Tasks for this exercise.
**A.** Print the passage of the blog post about weather and childhood memories, from "My world is" up to and including "instead of a rock.", without any changes.
**B.** Write what follows the last sentence of the blog post about weather and childhood memories, picking up right after it ends.

Document excerpt.

....

Posted tagged ‘cloudy’

“I’ve just been bitten on the neck by a vampire… mosquito. Does that mean that when the night comes I will rise and be annoying?”

May 27, 2014

Yesterday was a weird weather day. It was cloudy then sunny then rainy then cloudy and rainy again. We ate outside under the umbrella. I could hear the heavy drops over my head and loved the sound. The rain didn’t last long, but the clouds hung around the rest of the evening. Today is really warm and the sun is playing hide and seek: disappearing and then returning. The prediction is for rain and the cloudy skies make me believe it.

The Cape was filled this weekend and the line of cars waiting to leave over the Sagamore Bridge stretched for miles. The paper today was filled with glowing predictions for the summer based on this weekend. I groaned a little, but that’s the price to pay for living here. I knew it going in so any complaints are just from frustration, useless at best.

My world is turning green from pine pollen. My voice is already raspy and I cough. The windows are closed as I’m trying to keep the pollen at bay, but I am Sisyphus with a dust cloth instead of a rock.

I grew up in summer darkness. My mother kept the shades down all day so the house would stay cooler. We didn’t even have a fan to push the night’s hot air around, but most times we kids were so exhausted from playing all day sleep came easily despite the heat.

I have these wonderfully funny memories of being wakened up at night from the bed rocking and finding my father standing on my bed trying to keep his balance as he chased down mosquitos on the ceiling with a newspaper in his hand. My father was a bit obsessive sometimes and flies and mosquitoes were among his nemeses. He wielded the fly swatter with perfection. The fly would be stationary, and my father with swatter in position would sneak up on it, swat it and then throw away what was left of the fly. Sometimes he’d have to clean the ceiling or the lampshade or worst of all, the kitchen counter. He kept count of his triumphs, “Got it,” was his summer refrain.

“There is no easy way to train an apprentice. My two tools are example and nagging.”

April 13, 2014

The morning is cloudy, but I don’t mind because the sun will appear later. It is chilly but not cold. I love saying that. I think of it as the difference between winter and spring.

The kid down the street rides a four-wheeler. He went from a tricycle to a bike with training wheels. I have no idea how extra wheels train a kid to balance on a two-wheeler. It is one of the mysteries of life. I didn’t have training wheels when I was a kid. I had my mother. She held on to the back of the bike as it wobbled, and I pedaled for all I was worth hoping to stay upright and moving. I remember my mother rode my bike first to show me how easy it is to ride. I was amazed. My mother could cook and clean but I never really thought too much beyond those. That she could ride a bike was a revelation. We were on the side street in front of my house. I was afraid she’d let go, but she didn’t for the longest time. When she finally did, I just kept on moving. I was a bike rider.

Okay, next I’m talking feminine undergarments. If you want to leave now, please do. Just hop on down to the next paragraph. Remember you were warned. I never had training wheels on my bike, but I had a training bra, the purpose of which flummoxes me even now. What was I training them to do? No tricks ever came to mind. Later, when I was much older and out of training, I did think of tassels but that’s a whole different conversation and profession. How long we had to train was arbitrary. Each mother made that decision. I didn’t train for too long. I must have been a quick learner.

....

Supplied information.
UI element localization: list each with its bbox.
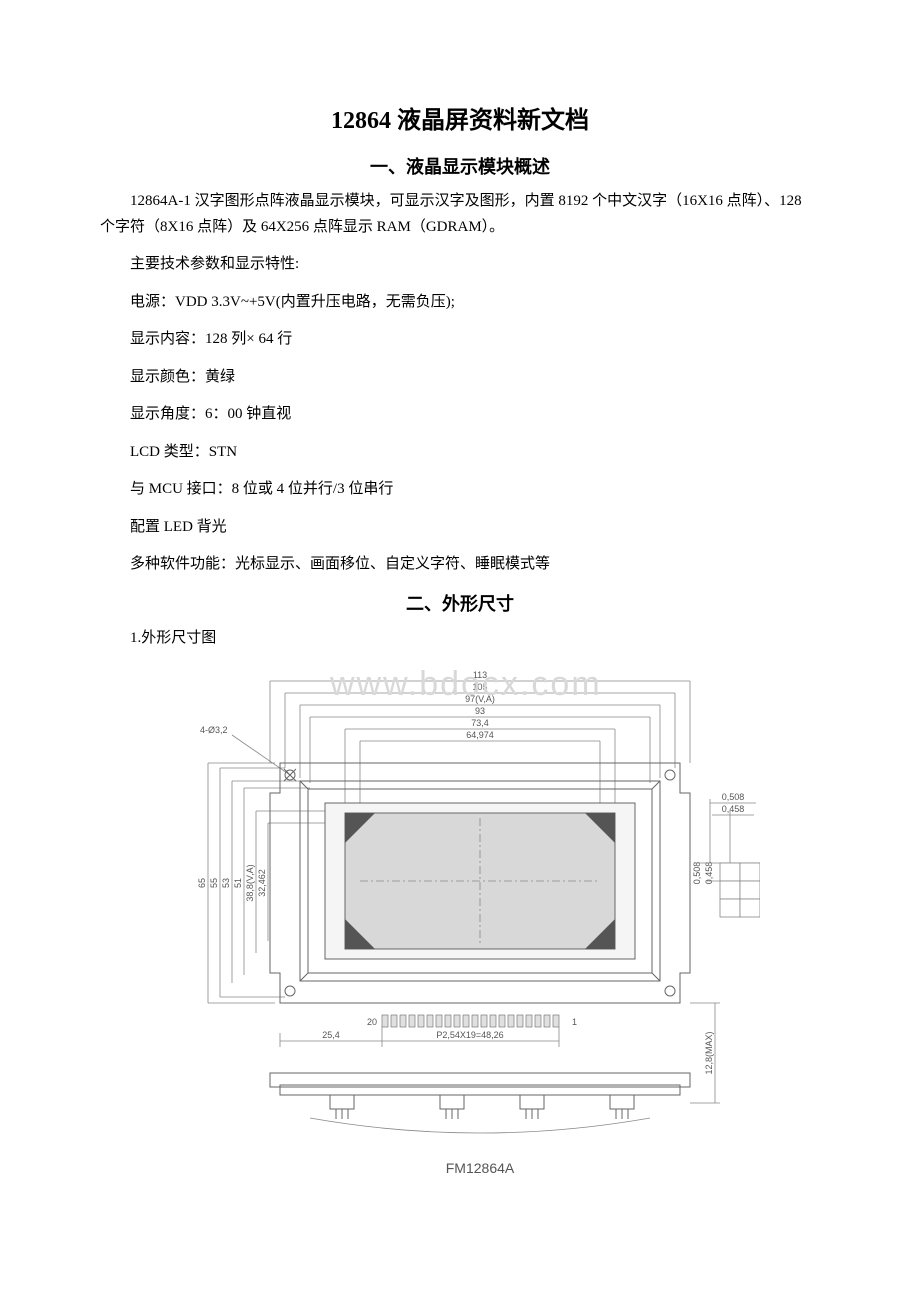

....

Answers to the exercises.
**A.**
My world is turning green from pine pollen. My voice is already raspy and I cough. The windows are closed as I’m trying to keep the pollen at bay, but I am Sisyphus with a dust cloth instead of a rock.

**B.**
My first job was at a Woolworth’s, the summer after high school, and I had to be trained. It was ridiculous. I was shown how to work the cash register and had to prove I could make change. The right way to stock shelves was explained and demonstrated. I was glad for that because I probably would have put the articles upside down or backwards on the shelves except for that in-depth training. I really hated that job, but I lasted the whole summer.

I had to student teach my senior year in college. Nobody called it training though that’s exactly what it was. There I was standing at the front of the room facing an entire class of kids who knew I was inexperienced and suspected I was scared. They were right. My lead teacher watched for a few weeks, gave me pointers and then she let go just as my mother had. I had no trouble staying upright, but I still needed to pedal for all I was worth.

But inside, I’m going, ‘Oh my God, is my zipper up? Do I have a booger in my nose?’ That’s my inner monologue.

April 11, 2014

What a surprise the morning brought: a cloudy, damp, chilly day. (You know of course that was tongue in cheek!)

I was up early to meet friends for breakfast and did one other errand then came home because my back had started to give me trouble. I still have two more errands on my list so I’ll go out this afternoon. This has been a busy week, the busiest in a long while, and I’m even going to the movies tomorrow to see The Grand Budapest Hotel. On Sunday I will rest. I will out sloth the sloths.

My favorite pie of all is lemon meringue. My mother always made it at Thanksgiving, an odd choice among the pumpkin and squash pies, but a popular choice in my family. My second favorite is blueberry. I never mix ice cream and pie or even ice cream and cake. I find the mixture off-putting.

I learned to tie my shoes when I was young. My first ties were loose but I got better and the ties got tighter. My method was simple and I think is the most common: make a loop with one end, wrap the other end around and pull a loop through the “hole” in the middle. I thought everyone tied their shoes in the same way then a friend did the double loop. She made a loop on each end then tied a knot with them. I was surprised. I tried it a few times but went back to the standard way my mother had taught me.

Buttons were easy. Each one had its own buttonhole though sometimes I’d miss a button and put the next button in the wrong hole. I’d end up with an uneven jacket. My solution was to start buttoning from the bottom. 

Zippers were the most difficult of all. Two sides had to be connected exactly the right way, and that was no easy task. My little fingers didn’t work well and one side would zip while the other didn’t because I had missed the connection. Sometimes cloth got caught in the zipper, and that was the worst. I used to zip my jacket before I put it on so I could see what I was doing then I’d slip the jacket over my head and zip it the rest of the way. I don’t know how old I was before I could zip while wearing the jacket. I remember it took a while.

I have only one pair of shoes with laces, sneakers actually. My winter coat, which I seldom wear, has a zipper. My shirts have buttons, but I don’t button them every time. I leave the shirts buttoned up and just slip them over my head. That’s the lazy woman’s way.

“Springtime is the land awakening. The March winds are the morning yawn.”

March 20, 2014

Last night it rained. This morning was cloudy and a bit damp, but we went to the beach anyway. Our festivities took place in the car. We sang our traditional songs, quoted authors on spring, and then when it was sunrise by our watches, we went outside the car and took pictures. The sun wasn’t visible behind the clouds, and the wind was cold, but we didn’t care. After the pictures, we went out to breakfast, our final tradition for the welcoming ceremony. Happy first day of spring!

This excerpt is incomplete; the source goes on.